* _Stored records_

↓↓↓

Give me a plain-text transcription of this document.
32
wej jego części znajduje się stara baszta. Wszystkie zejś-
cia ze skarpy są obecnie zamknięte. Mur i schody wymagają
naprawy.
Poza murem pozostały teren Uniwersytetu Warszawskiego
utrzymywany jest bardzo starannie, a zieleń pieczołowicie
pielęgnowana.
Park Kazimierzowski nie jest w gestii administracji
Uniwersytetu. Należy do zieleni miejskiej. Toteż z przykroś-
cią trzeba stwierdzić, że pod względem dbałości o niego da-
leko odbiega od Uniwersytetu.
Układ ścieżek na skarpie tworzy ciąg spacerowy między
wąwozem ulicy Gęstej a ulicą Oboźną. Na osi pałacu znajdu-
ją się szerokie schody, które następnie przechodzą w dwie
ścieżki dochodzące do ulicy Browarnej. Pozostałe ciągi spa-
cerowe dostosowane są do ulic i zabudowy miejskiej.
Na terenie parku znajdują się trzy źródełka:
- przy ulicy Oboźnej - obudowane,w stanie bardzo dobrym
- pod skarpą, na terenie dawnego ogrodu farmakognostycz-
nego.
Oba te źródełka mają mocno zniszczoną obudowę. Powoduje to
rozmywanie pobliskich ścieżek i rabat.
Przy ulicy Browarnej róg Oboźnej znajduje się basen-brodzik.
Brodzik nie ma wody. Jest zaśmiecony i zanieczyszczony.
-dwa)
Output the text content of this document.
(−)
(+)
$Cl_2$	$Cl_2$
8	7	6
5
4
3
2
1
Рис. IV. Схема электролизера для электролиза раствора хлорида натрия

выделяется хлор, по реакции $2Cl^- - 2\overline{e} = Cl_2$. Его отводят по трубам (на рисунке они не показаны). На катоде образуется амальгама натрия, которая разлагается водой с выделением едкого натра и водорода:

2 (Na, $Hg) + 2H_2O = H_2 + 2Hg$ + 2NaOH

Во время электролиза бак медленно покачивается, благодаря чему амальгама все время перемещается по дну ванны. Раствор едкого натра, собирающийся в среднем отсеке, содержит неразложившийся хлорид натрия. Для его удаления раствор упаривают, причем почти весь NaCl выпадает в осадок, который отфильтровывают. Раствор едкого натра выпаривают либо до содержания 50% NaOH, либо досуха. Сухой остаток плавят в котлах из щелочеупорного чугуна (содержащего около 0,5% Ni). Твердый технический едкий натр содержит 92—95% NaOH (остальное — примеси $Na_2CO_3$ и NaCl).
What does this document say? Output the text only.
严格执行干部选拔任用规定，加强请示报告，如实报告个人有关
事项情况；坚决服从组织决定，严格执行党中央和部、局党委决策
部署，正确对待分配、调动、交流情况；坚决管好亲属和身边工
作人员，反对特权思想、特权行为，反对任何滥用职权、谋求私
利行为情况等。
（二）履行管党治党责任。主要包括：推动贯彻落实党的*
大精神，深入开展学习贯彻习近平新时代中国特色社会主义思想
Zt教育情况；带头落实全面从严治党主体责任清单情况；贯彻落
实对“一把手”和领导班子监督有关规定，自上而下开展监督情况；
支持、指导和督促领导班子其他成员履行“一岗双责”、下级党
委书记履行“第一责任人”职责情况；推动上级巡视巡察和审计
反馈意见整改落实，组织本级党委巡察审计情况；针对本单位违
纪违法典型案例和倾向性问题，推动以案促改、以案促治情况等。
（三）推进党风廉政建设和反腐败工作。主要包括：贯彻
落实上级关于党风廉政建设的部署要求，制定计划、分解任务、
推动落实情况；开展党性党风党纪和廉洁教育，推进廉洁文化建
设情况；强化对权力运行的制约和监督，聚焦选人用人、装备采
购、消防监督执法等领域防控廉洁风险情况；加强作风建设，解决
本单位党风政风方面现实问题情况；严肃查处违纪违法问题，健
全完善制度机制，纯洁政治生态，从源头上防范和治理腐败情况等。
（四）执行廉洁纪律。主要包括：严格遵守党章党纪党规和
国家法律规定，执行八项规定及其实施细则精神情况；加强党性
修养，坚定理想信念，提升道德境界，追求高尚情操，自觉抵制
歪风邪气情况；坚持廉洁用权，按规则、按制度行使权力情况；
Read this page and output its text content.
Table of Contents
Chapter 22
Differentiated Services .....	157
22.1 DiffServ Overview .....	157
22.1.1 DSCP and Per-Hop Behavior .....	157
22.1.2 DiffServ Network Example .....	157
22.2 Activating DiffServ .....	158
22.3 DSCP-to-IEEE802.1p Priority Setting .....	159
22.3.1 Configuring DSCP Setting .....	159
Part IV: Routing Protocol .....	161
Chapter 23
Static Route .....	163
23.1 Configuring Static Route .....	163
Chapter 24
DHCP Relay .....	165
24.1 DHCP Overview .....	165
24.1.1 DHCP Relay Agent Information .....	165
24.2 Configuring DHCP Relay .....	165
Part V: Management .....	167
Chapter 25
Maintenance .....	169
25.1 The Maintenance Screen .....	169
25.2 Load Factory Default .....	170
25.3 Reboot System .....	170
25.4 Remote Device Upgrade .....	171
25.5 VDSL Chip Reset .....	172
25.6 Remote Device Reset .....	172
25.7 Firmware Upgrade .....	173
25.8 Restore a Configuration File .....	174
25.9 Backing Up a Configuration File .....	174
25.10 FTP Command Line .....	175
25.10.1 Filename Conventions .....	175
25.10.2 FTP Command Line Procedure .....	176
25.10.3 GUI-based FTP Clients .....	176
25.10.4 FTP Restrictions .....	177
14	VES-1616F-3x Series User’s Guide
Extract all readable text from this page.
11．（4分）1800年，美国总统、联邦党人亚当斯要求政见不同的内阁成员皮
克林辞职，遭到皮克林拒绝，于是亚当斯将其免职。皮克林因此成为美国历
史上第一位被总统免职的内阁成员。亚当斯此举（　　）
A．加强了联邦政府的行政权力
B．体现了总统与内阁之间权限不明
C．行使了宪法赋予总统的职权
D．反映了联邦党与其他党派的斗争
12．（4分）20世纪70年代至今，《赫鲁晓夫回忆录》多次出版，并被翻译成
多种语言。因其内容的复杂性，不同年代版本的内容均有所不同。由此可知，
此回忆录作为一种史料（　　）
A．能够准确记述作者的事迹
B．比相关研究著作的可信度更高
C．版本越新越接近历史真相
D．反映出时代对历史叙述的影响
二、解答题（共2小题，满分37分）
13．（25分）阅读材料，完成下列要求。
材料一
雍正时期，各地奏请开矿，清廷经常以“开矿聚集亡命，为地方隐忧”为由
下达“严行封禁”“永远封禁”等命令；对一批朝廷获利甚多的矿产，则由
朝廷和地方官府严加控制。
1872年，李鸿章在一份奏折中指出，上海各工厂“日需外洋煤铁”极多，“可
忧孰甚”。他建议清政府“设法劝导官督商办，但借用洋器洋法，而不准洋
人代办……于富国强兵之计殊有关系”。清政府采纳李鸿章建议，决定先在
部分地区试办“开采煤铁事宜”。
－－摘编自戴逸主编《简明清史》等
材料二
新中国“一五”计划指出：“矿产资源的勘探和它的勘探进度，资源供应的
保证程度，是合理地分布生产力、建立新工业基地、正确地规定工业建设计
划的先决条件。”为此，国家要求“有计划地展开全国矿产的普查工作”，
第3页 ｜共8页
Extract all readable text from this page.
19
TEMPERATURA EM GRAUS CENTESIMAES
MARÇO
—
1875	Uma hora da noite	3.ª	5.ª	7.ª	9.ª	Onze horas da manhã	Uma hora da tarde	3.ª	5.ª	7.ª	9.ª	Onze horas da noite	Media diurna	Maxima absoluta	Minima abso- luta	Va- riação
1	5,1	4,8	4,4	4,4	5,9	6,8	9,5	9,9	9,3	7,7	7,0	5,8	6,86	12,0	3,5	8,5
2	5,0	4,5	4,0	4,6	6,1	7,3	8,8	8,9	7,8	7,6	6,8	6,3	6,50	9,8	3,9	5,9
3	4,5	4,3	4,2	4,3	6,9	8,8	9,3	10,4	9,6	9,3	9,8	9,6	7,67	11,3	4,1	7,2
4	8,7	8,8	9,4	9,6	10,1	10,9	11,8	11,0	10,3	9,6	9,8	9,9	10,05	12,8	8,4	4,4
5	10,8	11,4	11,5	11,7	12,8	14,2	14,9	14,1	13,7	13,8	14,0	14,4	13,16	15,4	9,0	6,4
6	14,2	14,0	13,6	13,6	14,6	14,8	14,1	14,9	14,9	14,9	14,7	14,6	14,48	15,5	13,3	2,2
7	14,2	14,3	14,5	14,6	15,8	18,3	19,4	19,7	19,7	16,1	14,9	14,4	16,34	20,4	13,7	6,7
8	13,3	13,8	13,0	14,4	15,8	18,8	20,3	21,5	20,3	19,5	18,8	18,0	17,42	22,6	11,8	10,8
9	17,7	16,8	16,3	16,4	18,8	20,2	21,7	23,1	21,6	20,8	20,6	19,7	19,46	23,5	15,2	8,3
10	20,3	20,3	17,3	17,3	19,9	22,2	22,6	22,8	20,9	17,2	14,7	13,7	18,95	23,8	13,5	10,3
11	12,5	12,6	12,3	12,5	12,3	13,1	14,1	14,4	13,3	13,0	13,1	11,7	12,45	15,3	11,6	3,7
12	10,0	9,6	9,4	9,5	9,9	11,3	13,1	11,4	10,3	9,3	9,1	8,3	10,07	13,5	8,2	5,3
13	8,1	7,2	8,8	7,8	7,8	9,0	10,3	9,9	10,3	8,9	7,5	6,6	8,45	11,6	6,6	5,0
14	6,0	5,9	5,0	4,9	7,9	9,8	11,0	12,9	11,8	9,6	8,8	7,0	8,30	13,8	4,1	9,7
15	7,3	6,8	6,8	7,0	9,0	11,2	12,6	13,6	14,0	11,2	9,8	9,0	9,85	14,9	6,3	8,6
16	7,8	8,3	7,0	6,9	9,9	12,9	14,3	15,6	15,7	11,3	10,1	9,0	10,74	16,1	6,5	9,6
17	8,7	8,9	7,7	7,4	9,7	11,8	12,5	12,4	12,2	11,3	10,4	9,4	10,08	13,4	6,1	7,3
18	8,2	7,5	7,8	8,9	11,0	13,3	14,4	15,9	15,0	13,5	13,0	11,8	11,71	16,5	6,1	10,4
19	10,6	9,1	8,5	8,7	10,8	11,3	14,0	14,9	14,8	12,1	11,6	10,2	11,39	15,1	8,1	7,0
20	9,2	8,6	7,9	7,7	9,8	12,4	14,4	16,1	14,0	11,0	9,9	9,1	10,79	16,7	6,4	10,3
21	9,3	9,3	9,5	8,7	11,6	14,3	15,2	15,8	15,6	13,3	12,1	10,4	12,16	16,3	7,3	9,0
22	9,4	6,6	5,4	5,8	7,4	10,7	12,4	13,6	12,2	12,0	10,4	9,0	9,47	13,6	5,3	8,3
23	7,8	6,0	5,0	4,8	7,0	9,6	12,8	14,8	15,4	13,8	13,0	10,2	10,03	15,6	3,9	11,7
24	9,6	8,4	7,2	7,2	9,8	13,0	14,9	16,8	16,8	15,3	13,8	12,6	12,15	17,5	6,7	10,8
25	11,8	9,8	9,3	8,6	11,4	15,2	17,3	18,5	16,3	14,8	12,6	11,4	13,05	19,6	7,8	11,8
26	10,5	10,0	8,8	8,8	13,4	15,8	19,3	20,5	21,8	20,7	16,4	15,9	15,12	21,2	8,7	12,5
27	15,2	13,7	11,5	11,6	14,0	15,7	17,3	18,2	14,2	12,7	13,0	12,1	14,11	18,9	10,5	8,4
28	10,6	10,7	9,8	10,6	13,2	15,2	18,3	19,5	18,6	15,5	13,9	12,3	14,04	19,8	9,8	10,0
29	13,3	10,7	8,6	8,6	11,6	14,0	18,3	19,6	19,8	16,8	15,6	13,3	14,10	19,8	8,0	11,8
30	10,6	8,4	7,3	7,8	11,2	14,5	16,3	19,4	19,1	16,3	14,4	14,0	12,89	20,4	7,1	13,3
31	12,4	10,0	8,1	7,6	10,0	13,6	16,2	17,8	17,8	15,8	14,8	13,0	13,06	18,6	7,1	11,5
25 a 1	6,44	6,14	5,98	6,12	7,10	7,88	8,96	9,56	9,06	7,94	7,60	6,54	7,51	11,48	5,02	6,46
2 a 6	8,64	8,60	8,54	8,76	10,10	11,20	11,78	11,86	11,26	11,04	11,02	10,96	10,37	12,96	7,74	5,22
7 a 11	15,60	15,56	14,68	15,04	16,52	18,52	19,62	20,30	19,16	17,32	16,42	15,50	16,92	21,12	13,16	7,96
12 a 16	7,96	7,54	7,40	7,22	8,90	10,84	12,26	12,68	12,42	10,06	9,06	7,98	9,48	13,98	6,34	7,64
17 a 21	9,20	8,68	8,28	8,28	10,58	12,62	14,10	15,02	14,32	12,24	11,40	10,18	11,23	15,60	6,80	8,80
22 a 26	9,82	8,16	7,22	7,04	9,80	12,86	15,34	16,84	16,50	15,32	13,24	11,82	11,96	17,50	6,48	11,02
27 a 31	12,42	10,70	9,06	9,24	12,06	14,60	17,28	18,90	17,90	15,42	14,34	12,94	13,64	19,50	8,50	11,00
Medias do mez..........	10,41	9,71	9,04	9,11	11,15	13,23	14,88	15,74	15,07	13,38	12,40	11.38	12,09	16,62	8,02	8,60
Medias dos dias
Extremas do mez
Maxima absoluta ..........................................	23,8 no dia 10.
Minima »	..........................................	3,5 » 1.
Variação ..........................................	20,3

↑↑↑

* _Given task_
State how many lines in the entries above include the word "źródełka"; reply with the number alone.

* _In response_
2